Record set:
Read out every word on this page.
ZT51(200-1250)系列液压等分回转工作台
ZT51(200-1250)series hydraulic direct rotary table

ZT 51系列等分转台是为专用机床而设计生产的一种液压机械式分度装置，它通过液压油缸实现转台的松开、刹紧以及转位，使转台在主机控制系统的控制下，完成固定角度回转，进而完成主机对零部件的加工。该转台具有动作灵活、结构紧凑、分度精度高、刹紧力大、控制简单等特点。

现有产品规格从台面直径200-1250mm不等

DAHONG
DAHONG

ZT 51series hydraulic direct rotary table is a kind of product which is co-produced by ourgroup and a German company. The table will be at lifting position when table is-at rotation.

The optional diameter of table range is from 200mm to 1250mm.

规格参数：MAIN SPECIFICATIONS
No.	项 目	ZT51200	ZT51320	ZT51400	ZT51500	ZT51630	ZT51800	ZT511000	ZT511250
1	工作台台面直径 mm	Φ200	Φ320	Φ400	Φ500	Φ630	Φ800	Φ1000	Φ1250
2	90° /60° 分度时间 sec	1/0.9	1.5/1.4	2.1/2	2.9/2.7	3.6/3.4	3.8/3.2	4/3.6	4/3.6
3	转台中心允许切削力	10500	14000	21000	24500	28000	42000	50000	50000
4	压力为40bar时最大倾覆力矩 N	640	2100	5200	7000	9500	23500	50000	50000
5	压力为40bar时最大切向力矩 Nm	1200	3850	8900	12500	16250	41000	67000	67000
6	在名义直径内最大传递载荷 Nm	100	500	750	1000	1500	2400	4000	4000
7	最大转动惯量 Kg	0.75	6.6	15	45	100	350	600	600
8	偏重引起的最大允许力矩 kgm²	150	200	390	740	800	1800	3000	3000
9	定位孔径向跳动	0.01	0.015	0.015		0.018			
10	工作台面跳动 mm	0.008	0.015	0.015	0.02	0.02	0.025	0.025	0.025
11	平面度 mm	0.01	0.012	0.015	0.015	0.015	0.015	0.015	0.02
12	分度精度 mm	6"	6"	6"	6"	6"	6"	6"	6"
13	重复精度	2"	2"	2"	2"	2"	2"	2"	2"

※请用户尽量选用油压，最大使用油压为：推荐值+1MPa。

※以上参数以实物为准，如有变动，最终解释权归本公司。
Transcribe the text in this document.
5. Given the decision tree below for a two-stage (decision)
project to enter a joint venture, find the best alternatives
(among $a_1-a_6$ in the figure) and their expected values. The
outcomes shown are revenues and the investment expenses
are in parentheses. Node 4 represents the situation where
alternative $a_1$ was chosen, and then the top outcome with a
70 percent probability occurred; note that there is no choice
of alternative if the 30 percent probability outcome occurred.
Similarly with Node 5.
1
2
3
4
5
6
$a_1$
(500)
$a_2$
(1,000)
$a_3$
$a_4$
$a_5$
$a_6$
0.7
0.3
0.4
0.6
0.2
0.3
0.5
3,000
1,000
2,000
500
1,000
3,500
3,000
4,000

Stated exercise: Say how many lines in the records hold the string "hydraulic", and say nothing else.

Output of the task: 2